Entries from a dataset
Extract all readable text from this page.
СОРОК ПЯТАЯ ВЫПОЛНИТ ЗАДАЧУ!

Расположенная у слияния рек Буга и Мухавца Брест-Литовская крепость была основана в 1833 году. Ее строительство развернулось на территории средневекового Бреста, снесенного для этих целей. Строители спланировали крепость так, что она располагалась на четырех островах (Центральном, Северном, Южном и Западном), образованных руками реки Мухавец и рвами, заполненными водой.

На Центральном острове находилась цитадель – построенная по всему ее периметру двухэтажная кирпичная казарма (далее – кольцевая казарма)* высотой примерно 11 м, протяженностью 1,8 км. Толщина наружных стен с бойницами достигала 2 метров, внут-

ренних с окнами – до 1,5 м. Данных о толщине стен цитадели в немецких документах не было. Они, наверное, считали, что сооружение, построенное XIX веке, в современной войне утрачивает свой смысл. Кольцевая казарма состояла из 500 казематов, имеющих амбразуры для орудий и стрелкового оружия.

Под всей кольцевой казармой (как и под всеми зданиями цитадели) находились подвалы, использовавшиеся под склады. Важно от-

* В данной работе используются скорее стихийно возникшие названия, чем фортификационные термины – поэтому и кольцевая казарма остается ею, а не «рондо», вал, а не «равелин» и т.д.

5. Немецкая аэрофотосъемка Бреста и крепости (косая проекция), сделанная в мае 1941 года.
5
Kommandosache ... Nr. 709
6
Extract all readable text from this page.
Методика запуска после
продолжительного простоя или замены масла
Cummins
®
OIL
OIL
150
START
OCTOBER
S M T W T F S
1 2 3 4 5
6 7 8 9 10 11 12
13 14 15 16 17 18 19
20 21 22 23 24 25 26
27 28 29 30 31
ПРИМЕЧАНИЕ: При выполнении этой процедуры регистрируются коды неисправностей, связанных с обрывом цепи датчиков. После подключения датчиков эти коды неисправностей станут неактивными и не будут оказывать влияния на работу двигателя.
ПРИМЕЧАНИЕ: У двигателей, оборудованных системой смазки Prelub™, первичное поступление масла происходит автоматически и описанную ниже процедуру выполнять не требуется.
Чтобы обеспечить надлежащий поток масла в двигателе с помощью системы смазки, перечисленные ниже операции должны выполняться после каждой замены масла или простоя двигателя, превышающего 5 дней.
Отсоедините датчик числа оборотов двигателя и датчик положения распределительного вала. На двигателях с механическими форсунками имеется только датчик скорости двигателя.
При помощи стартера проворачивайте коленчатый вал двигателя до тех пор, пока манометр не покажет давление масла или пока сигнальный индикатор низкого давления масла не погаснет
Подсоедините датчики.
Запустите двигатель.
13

**Prompt:**
Count the lines in the material above where the string "простоя" appears, then state only that count.

**Completed exercise:**
2